----- Fragmento
Estos acontecimientos de
consecuencias pequeñas no se limitaron al golpe militar que destruyó la
democracia chilena y puso en marcha la historia de horror que le siguió. El
primer 11-S fue justo uno de los actos de un drama que empezó en 1962, cuando
John F. Kennedy cambió la misión del ejército latinoamericano de “defensa
hemisférica” –una anacrónica reliquia de la II Guerra Mundial- por “seguridad
interna”, un concepto que implicó una aterradora interpretación en los círculos
latinoamericanos bajo dominio estadounidense.
En la recientemente
publicada por la Universidad de Cambridge “History of the Cold War”, el erudito
latinoamericano John Coatsworth escribe que desde ese momento hasta “el colapso
soviético en 1990, las cifras de prisioneros políticos, víctimas de tortura y
ejecuciones de disidentes políticos no violentos en Latinoamérica superaron
inmensamente a las de la Unión Soviética y sus satélites del Este de Europa”,
incluyendo también muchos mártires religiosos y asesinatos masivos, siempre
apoyados o iniciados en Washington. El último acto importante de violencia fue
el brutal asesinato de seis importantes intelectuales latinoamericanos,
sacerdotes jesuitas, pocos días antes de la caída del Muro de Berlín. Los
autores fueron un batallón de elite salvadoreño, que ya había dejado un
estremecedor rastro de sangre, recién salidos del entrenamiento de la JFK
School of Special Warfare, que actuaban bajo las órdenes directas del alto mando
del estado clientelista de EEUU.
Desde luego, las
consecuencias de esta plaga hemisférica siguen aún reverberando.
Del secuestro y la tortura al asesinato
Todo eso, y más cosas aún
del mismo cariz, se desechan como algo de escasas consecuencias y se olvidan.
Aquellos cuya misión es gobernar el mundo disfrutan de una imagen más
confortable, suficientemente bien articulada en el actual número de la
prestigiosa (y valiosa) revista del Royal Institute of International Affairs en
Londres. El artículo principal aborda “el visionario orden internacional” de la
“segunda mitad del siglo XX”, marcada por “la universalización de una visión
estadounidense de prosperidad comercial”. Algo hay en ese sentido, pero expresa
bien poco de la percepción de quienes se llevan la peor parte.
----------
----- Datos proporcionados
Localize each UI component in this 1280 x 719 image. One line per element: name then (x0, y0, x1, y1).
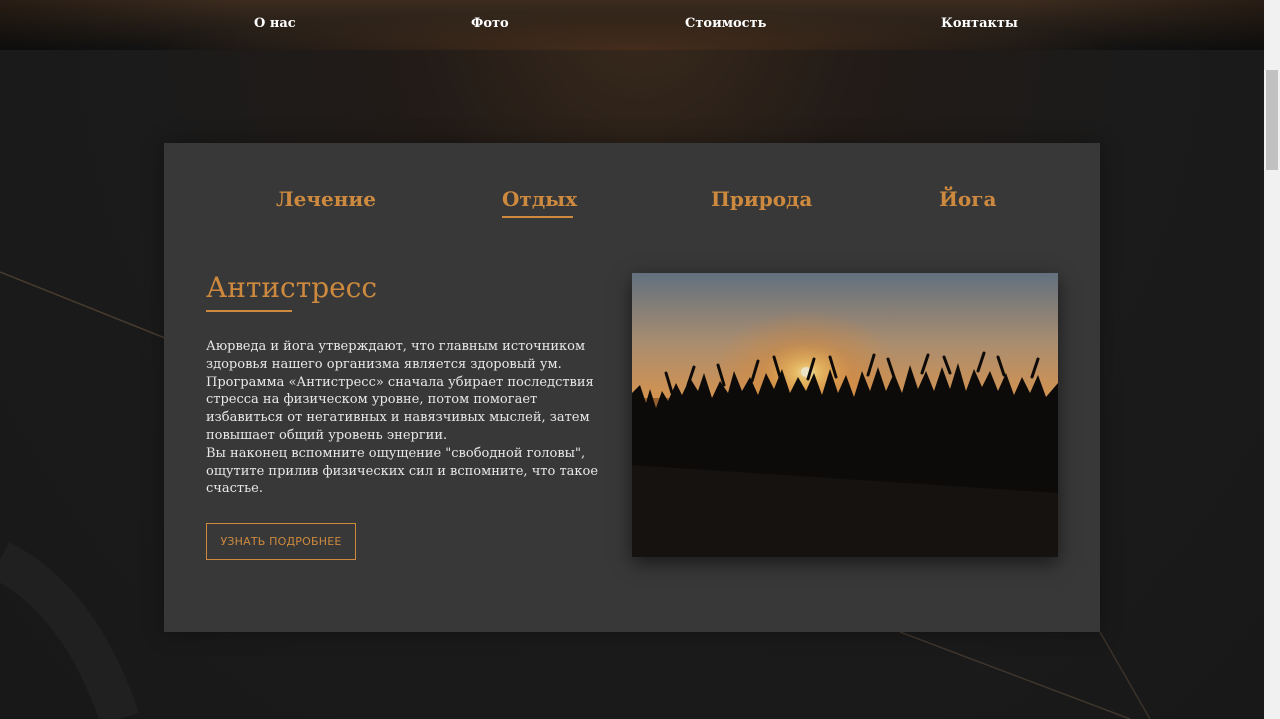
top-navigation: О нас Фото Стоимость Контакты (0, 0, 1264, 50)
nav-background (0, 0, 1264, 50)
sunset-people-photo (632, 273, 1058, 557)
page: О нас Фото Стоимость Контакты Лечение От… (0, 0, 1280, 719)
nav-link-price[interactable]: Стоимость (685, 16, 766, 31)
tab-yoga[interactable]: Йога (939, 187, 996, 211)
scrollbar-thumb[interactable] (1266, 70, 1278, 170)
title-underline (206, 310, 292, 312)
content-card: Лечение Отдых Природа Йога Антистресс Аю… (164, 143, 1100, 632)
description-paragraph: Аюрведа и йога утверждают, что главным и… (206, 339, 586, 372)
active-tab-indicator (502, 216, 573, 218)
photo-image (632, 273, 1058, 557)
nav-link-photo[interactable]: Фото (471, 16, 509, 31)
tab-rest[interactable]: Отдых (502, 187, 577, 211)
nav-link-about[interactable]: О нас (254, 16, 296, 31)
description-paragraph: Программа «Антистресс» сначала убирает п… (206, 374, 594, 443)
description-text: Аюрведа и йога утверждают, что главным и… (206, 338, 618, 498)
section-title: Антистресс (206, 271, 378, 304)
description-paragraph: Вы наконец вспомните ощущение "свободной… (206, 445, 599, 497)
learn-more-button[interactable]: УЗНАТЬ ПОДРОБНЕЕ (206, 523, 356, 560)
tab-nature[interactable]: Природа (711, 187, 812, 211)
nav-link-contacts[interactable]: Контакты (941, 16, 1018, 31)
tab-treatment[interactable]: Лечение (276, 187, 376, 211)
----------
----- Datos proporcionados
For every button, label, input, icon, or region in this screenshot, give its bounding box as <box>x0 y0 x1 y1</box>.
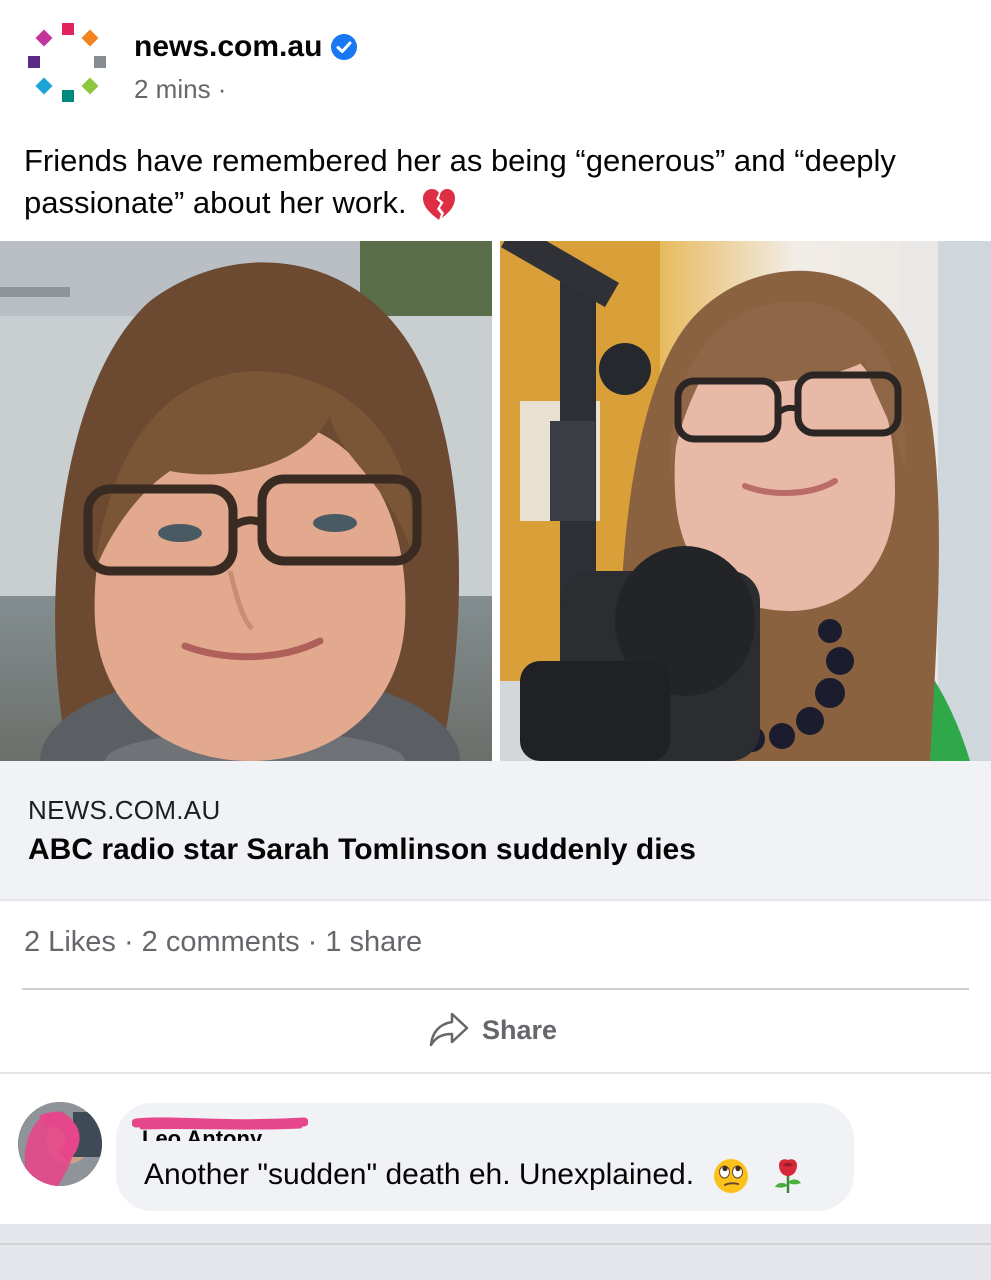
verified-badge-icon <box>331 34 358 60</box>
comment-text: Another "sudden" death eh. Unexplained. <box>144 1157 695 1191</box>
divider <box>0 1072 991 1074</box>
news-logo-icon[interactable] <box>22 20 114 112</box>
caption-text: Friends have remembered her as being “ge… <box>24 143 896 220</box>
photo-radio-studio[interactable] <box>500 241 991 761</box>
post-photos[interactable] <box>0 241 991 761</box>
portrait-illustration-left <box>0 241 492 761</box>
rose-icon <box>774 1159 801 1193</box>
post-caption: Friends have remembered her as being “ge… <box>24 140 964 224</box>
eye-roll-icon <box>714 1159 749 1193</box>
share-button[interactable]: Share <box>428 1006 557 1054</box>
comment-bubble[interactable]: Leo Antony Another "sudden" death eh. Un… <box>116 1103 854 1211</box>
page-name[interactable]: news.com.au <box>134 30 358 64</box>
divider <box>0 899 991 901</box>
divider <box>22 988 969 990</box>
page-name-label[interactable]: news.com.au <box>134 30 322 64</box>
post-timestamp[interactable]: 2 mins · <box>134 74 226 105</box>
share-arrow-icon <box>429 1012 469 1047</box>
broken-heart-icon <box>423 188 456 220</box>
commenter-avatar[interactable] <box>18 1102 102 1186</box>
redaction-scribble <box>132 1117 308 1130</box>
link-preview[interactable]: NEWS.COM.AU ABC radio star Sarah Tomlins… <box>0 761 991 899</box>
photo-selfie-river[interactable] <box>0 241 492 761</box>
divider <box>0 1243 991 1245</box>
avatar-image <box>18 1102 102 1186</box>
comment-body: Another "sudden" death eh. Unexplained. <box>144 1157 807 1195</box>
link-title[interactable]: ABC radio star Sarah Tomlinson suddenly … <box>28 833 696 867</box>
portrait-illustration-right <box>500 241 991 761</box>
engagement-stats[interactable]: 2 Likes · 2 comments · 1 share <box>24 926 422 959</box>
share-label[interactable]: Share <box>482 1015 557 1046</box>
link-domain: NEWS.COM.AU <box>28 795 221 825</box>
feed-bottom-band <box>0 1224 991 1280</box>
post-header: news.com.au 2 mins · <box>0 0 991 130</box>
----------
» Tu objetivo
Según el fragmento, ¿por qué concepto sustituyó John F. Kennedy la "defensa hemisférica" como misión del ejército latinoamericano? Los datos no tienen ningún papel aquí.

» Resultado
Por el de "seguridad interna".